PROBLEM =>
Retype all of the data. Every line must match exactly.

RECORDS SUPPLIED =>
============================================================

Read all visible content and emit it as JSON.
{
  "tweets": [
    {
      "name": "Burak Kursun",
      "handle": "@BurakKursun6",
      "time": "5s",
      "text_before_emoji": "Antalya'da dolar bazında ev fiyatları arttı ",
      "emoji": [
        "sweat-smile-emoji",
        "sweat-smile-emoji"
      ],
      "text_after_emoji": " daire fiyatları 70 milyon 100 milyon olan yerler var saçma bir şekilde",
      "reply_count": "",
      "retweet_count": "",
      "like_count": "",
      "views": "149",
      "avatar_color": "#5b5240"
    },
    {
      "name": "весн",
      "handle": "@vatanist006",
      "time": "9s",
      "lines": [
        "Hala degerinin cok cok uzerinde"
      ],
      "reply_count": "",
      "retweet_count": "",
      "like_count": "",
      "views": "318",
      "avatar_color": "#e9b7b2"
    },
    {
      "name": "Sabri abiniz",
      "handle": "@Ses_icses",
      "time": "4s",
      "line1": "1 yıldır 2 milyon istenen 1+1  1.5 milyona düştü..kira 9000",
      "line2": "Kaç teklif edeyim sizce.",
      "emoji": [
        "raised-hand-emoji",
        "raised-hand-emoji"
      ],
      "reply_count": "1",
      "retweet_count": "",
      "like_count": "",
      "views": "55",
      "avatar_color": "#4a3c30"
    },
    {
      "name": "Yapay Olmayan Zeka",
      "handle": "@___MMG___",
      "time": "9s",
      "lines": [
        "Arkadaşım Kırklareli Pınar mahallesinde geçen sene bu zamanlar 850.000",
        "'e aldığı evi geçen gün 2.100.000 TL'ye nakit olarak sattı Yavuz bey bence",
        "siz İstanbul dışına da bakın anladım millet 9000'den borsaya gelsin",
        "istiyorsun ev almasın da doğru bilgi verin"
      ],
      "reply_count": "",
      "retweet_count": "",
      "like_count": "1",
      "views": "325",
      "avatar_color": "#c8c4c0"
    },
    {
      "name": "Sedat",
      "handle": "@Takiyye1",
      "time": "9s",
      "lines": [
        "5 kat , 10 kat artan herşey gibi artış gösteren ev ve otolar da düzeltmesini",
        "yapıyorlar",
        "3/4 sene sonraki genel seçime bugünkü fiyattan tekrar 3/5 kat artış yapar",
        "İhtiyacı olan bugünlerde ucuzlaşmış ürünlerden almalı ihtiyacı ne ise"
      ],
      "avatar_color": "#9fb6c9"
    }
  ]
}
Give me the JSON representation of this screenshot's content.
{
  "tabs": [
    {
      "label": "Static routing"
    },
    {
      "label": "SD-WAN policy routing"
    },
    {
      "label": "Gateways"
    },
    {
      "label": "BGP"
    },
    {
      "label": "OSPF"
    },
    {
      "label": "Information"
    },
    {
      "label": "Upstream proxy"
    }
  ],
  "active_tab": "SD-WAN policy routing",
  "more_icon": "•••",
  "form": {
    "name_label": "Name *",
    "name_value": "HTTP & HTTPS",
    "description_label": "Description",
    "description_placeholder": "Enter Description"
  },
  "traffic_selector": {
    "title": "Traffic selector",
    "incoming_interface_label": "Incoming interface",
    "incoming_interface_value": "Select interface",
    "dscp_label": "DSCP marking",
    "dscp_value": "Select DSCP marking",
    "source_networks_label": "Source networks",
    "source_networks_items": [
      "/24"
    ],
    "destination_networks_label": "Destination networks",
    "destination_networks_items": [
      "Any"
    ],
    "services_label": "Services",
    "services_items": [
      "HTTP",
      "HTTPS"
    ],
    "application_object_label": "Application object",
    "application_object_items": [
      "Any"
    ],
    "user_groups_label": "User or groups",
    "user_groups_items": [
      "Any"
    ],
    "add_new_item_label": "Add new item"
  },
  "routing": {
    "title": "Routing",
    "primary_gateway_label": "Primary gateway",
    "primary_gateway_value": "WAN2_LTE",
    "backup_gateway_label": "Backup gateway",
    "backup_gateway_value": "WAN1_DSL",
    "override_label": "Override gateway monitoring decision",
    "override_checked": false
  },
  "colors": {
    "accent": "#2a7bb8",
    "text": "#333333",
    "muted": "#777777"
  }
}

============================================================

WRITTEN REPLY =>
Read all visible content and emit it as JSON.
{
  "tweets": [
    {
      "name": "Burak Kursun",
      "handle": "@BurakKursun6",
      "time": "5s",
      "text_before_emoji": "Antalya'da dolar bazında ev fiyatları arttı ",
      "emoji": [
        "sweat-smile-emoji",
        "sweat-smile-emoji"
      ],
      "text_after_emoji": " daire fiyatları 70 milyon 100 milyon olan yerler var saçma bir şekilde",
      "reply_count": "",
      "retweet_count": "",
      "like_count": "",
      "views": "149",
      "avatar_color": "#5b5240"
    },
    {
      "name": "весн",
      "handle": "@vatanist006",
      "time": "9s",
      "lines": [
        "Hala degerinin cok cok uzerinde"
      ],
      "reply_count": "",
      "retweet_count": "",
      "like_count": "",
      "views": "318",
      "avatar_color": "#e9b7b2"
    },
    {
      "name": "Sabri abiniz",
      "handle": "@Ses_icses",
      "time": "4s",
      "line1": "1 yıldır 2 milyon istenen 1+1  1.5 milyona düştü..kira 9000",
      "line2": "Kaç teklif edeyim sizce.",
      "emoji": [
        "raised-hand-emoji",
        "raised-hand-emoji"
      ],
      "reply_count": "1",
      "retweet_count": "",
      "like_count": "",
      "views": "55",
      "avatar_color": "#4a3c30"
    },
    {
      "name": "Yapay Olmayan Zeka",
      "handle": "@___MMG___",
      "time": "9s",
      "lines": [
        "Arkadaşım Kırklareli Pınar mahallesinde geçen sene bu zamanlar 850.000",
        "'e aldığı evi geçen gün 2.100.000 TL'ye nakit olarak sattı Yavuz bey bence",
        "siz İstanbul dışına da bakın anladım millet 9000'den borsaya gelsin",
        "istiyorsun ev almasın da doğru bilgi verin"
      ],
      "reply_count": "",
      "retweet_count": "",
      "like_count": "1",
      "views": "325",
      "avatar_color": "#c8c4c0"
    },
    {
      "name": "Sedat",
      "handle": "@Takiyye1",
      "time": "9s",
      "lines": [
        "5 kat , 10 kat artan herşey gibi artış gösteren ev ve otolar da düzeltmesini",
        "yapıyorlar",
        "3/4 sene sonraki genel seçime bugünkü fiyattan tekrar 3/5 kat artış yapar",
        "İhtiyacı olan bugünlerde ucuzlaşmış ürünlerden almalı ihtiyacı ne ise"
      ],
      "avatar_color": "#9fb6c9"
    }
  ]
}
Give me the JSON representation of this screenshot's content.
{
  "tabs": [
    {
      "label": "Static routing"
    },
    {
      "label": "SD-WAN policy routing"
    },
    {
      "label": "Gateways"
    },
    {
      "label": "BGP"
    },
    {
      "label": "OSPF"
    },
    {
      "label": "Information"
    },
    {
      "label": "Upstream proxy"
    }
  ],
  "active_tab": "SD-WAN policy routing",
  "more_icon": "•••",
  "form": {
    "name_label": "Name *",
    "name_value": "HTTP & HTTPS",
    "description_label": "Description",
    "description_placeholder": "Enter Description"
  },
  "traffic_selector": {
    "title": "Traffic selector",
    "incoming_interface_label": "Incoming interface",
    "incoming_interface_value": "Select interface",
    "dscp_label": "DSCP marking",
    "dscp_value": "Select DSCP marking",
    "source_networks_label": "Source networks",
    "source_networks_items": [
      "/24"
    ],
    "destination_networks_label": "Destination networks",
    "destination_networks_items": [
      "Any"
    ],
    "services_label": "Services",
    "services_items": [
      "HTTP",
      "HTTPS"
    ],
    "application_object_label": "Application object",
    "application_object_items": [
      "Any"
    ],
    "user_groups_label": "User or groups",
    "user_groups_items": [
      "Any"
    ],
    "add_new_item_label": "Add new item"
  },
  "routing": {
    "title": "Routing",
    "primary_gateway_label": "Primary gateway",
    "primary_gateway_value": "WAN2_LTE",
    "backup_gateway_label": "Backup gateway",
    "backup_gateway_value": "WAN1_DSL",
    "override_label": "Override gateway monitoring decision",
    "override_checked": false
  },
  "colors": {
    "accent": "#2a7bb8",
    "text": "#333333",
    "muted": "#777777"
  }
}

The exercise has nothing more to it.